--- start Records provided ---

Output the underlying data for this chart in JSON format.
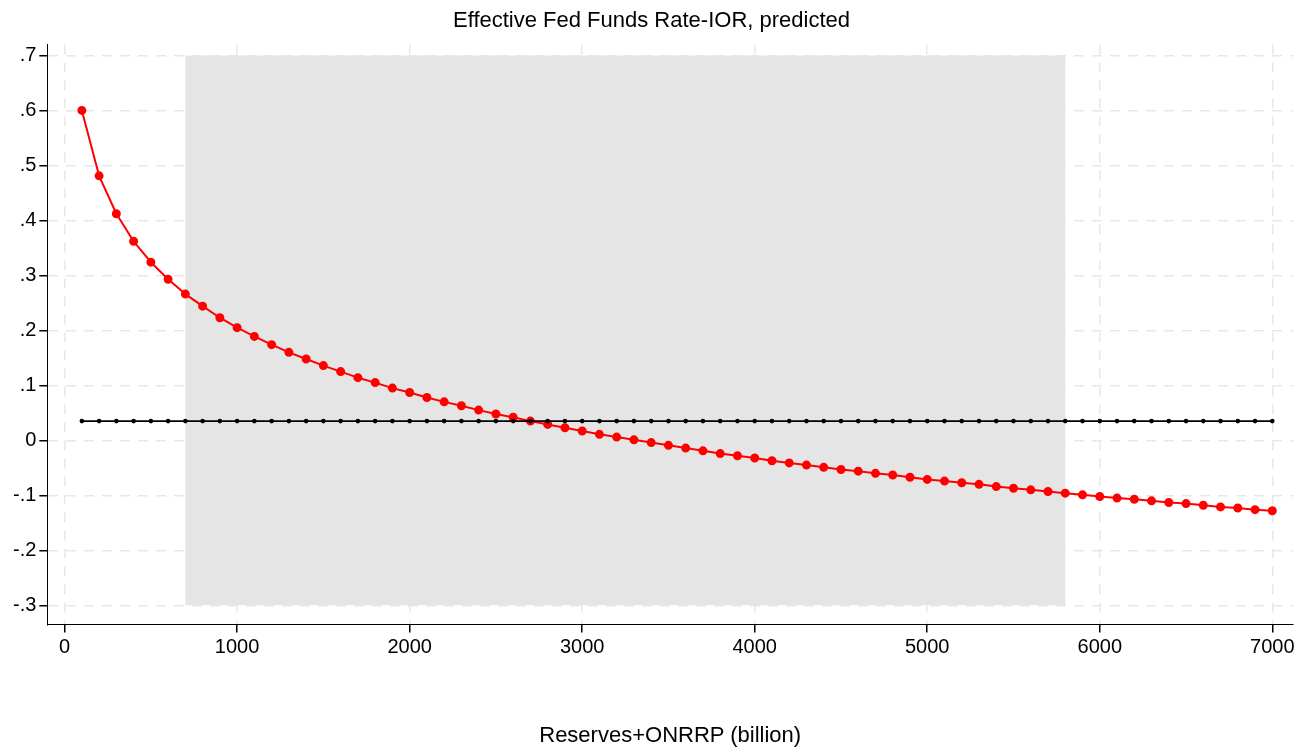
{
  "chart_data": {
    "type": "line",
    "title": "Effective Fed Funds Rate-IOR, predicted",
    "xlabel": "Reserves+ONRRP (billion)",
    "x": [
      100,
      200,
      300,
      400,
      500,
      600,
      700,
      800,
      900,
      1000,
      1100,
      1200,
      1300,
      1400,
      1500,
      1600,
      1700,
      1800,
      1900,
      2000,
      2100,
      2200,
      2300,
      2400,
      2500,
      2600,
      2700,
      2800,
      2900,
      3000,
      3100,
      3200,
      3300,
      3400,
      3500,
      3600,
      3700,
      3800,
      3900,
      4000,
      4100,
      4200,
      4300,
      4400,
      4500,
      4600,
      4700,
      4800,
      4900,
      5000,
      5100,
      5200,
      5300,
      5400,
      5500,
      5600,
      5700,
      5800,
      5900,
      6000,
      6100,
      6200,
      6300,
      6400,
      6500,
      6600,
      6700,
      6800,
      6900,
      7000
    ],
    "series": [
      {
        "color": "#ff0000",
        "values": [
          0.6,
          0.481,
          0.412,
          0.362,
          0.324,
          0.293,
          0.266,
          0.244,
          0.223,
          0.205,
          0.189,
          0.174,
          0.16,
          0.148,
          0.136,
          0.125,
          0.114,
          0.105,
          0.095,
          0.087,
          0.078,
          0.07,
          0.063,
          0.055,
          0.048,
          0.042,
          0.035,
          0.029,
          0.023,
          0.017,
          0.011,
          0.006,
          0.001,
          -0.004,
          -0.009,
          -0.014,
          -0.019,
          -0.024,
          -0.028,
          -0.032,
          -0.037,
          -0.041,
          -0.045,
          -0.049,
          -0.053,
          -0.056,
          -0.06,
          -0.063,
          -0.067,
          -0.071,
          -0.074,
          -0.077,
          -0.08,
          -0.084,
          -0.087,
          -0.09,
          -0.093,
          -0.096,
          -0.099,
          -0.102,
          -0.105,
          -0.107,
          -0.11,
          -0.113,
          -0.115,
          -0.118,
          -0.121,
          -0.123,
          -0.126,
          -0.128
        ]
      },
      {
        "color": "#000000",
        "values": [
          0.035,
          0.035,
          0.035,
          0.035,
          0.035,
          0.035,
          0.035,
          0.035,
          0.035,
          0.035,
          0.035,
          0.035,
          0.035,
          0.035,
          0.035,
          0.035,
          0.035,
          0.035,
          0.035,
          0.035,
          0.035,
          0.035,
          0.035,
          0.035,
          0.035,
          0.035,
          0.035,
          0.035,
          0.035,
          0.035,
          0.035,
          0.035,
          0.035,
          0.035,
          0.035,
          0.035,
          0.035,
          0.035,
          0.035,
          0.035,
          0.035,
          0.035,
          0.035,
          0.035,
          0.035,
          0.035,
          0.035,
          0.035,
          0.035,
          0.035,
          0.035,
          0.035,
          0.035,
          0.035,
          0.035,
          0.035,
          0.035,
          0.035,
          0.035,
          0.035,
          0.035,
          0.035,
          0.035,
          0.035,
          0.035,
          0.035,
          0.035,
          0.035,
          0.035,
          0.035
        ]
      }
    ],
    "bands": [
      {
        "axis": "x",
        "from": 700,
        "to": 5800,
        "color": "#e5e5e5"
      }
    ],
    "xlim": [
      -100,
      7120
    ],
    "xticks": [
      0,
      1000,
      2000,
      3000,
      4000,
      5000,
      6000,
      7000
    ],
    "ylim": [
      -0.335,
      0.72
    ],
    "yticks": [
      {
        "value": -0.3,
        "label": "-.3"
      },
      {
        "value": -0.2,
        "label": "-.2"
      },
      {
        "value": -0.1,
        "label": "-.1"
      },
      0,
      {
        "value": 0.1,
        "label": ".1"
      },
      {
        "value": 0.2,
        "label": ".2"
      },
      {
        "value": 0.3,
        "label": ".3"
      },
      {
        "value": 0.4,
        "label": ".4"
      },
      {
        "value": 0.5,
        "label": ".5"
      },
      {
        "value": 0.6,
        "label": ".6"
      },
      {
        "value": 0.7,
        "label": ".7"
      }
    ],
    "grid": true,
    "legend": false,
    "marker": "circle",
    "line_style": "solid"
  }
}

--- end Records provided ---

Stated problem:
Drop the pictures and reproduce the rest of the entries above exactly.

Solved exercise:
Output the underlying data for this chart in JSON format.
{
  "chart_data": {
    "type": "line",
    "title": "Effective Fed Funds Rate-IOR, predicted",
    "xlabel": "Reserves+ONRRP (billion)",
    "x": [
      100,
      200,
      300,
      400,
      500,
      600,
      700,
      800,
      900,
      1000,
      1100,
      1200,
      1300,
      1400,
      1500,
      1600,
      1700,
      1800,
      1900,
      2000,
      2100,
      2200,
      2300,
      2400,
      2500,
      2600,
      2700,
      2800,
      2900,
      3000,
      3100,
      3200,
      3300,
      3400,
      3500,
      3600,
      3700,
      3800,
      3900,
      4000,
      4100,
      4200,
      4300,
      4400,
      4500,
      4600,
      4700,
      4800,
      4900,
      5000,
      5100,
      5200,
      5300,
      5400,
      5500,
      5600,
      5700,
      5800,
      5900,
      6000,
      6100,
      6200,
      6300,
      6400,
      6500,
      6600,
      6700,
      6800,
      6900,
      7000
    ],
    "series": [
      {
        "color": "#ff0000",
        "values": [
          0.6,
          0.481,
          0.412,
          0.362,
          0.324,
          0.293,
          0.266,
          0.244,
          0.223,
          0.205,
          0.189,
          0.174,
          0.16,
          0.148,
          0.136,
          0.125,
          0.114,
          0.105,
          0.095,
          0.087,
          0.078,
          0.07,
          0.063,
          0.055,
          0.048,
          0.042,
          0.035,
          0.029,
          0.023,
          0.017,
          0.011,
          0.006,
          0.001,
          -0.004,
          -0.009,
          -0.014,
          -0.019,
          -0.024,
          -0.028,
          -0.032,
          -0.037,
          -0.041,
          -0.045,
          -0.049,
          -0.053,
          -0.056,
          -0.06,
          -0.063,
          -0.067,
          -0.071,
          -0.074,
          -0.077,
          -0.08,
          -0.084,
          -0.087,
          -0.09,
          -0.093,
          -0.096,
          -0.099,
          -0.102,
          -0.105,
          -0.107,
          -0.11,
          -0.113,
          -0.115,
          -0.118,
          -0.121,
          -0.123,
          -0.126,
          -0.128
        ]
      },
      {
        "color": "#000000",
        "values": [
          0.035,
          0.035,
          0.035,
          0.035,
          0.035,
          0.035,
          0.035,
          0.035,
          0.035,
          0.035,
          0.035,
          0.035,
          0.035,
          0.035,
          0.035,
          0.035,
          0.035,
          0.035,
          0.035,
          0.035,
          0.035,
          0.035,
          0.035,
          0.035,
          0.035,
          0.035,
          0.035,
          0.035,
          0.035,
          0.035,
          0.035,
          0.035,
          0.035,
          0.035,
          0.035,
          0.035,
          0.035,
          0.035,
          0.035,
          0.035,
          0.035,
          0.035,
          0.035,
          0.035,
          0.035,
          0.035,
          0.035,
          0.035,
          0.035,
          0.035,
          0.035,
          0.035,
          0.035,
          0.035,
          0.035,
          0.035,
          0.035,
          0.035,
          0.035,
          0.035,
          0.035,
          0.035,
          0.035,
          0.035,
          0.035,
          0.035,
          0.035,
          0.035,
          0.035,
          0.035
        ]
      }
    ],
    "bands": [
      {
        "axis": "x",
        "from": 700,
        "to": 5800,
        "color": "#e5e5e5"
      }
    ],
    "xlim": [
      -100,
      7120
    ],
    "xticks": [
      0,
      1000,
      2000,
      3000,
      4000,
      5000,
      6000,
      7000
    ],
    "ylim": [
      -0.335,
      0.72
    ],
    "yticks": [
      {
        "value": -0.3,
        "label": "-.3"
      },
      {
        "value": -0.2,
        "label": "-.2"
      },
      {
        "value": -0.1,
        "label": "-.1"
      },
      0,
      {
        "value": 0.1,
        "label": ".1"
      },
      {
        "value": 0.2,
        "label": ".2"
      },
      {
        "value": 0.3,
        "label": ".3"
      },
      {
        "value": 0.4,
        "label": ".4"
      },
      {
        "value": 0.5,
        "label": ".5"
      },
      {
        "value": 0.6,
        "label": ".6"
      },
      {
        "value": 0.7,
        "label": ".7"
      }
    ],
    "grid": true,
    "legend": false,
    "marker": "circle",
    "line_style": "solid"
  }
}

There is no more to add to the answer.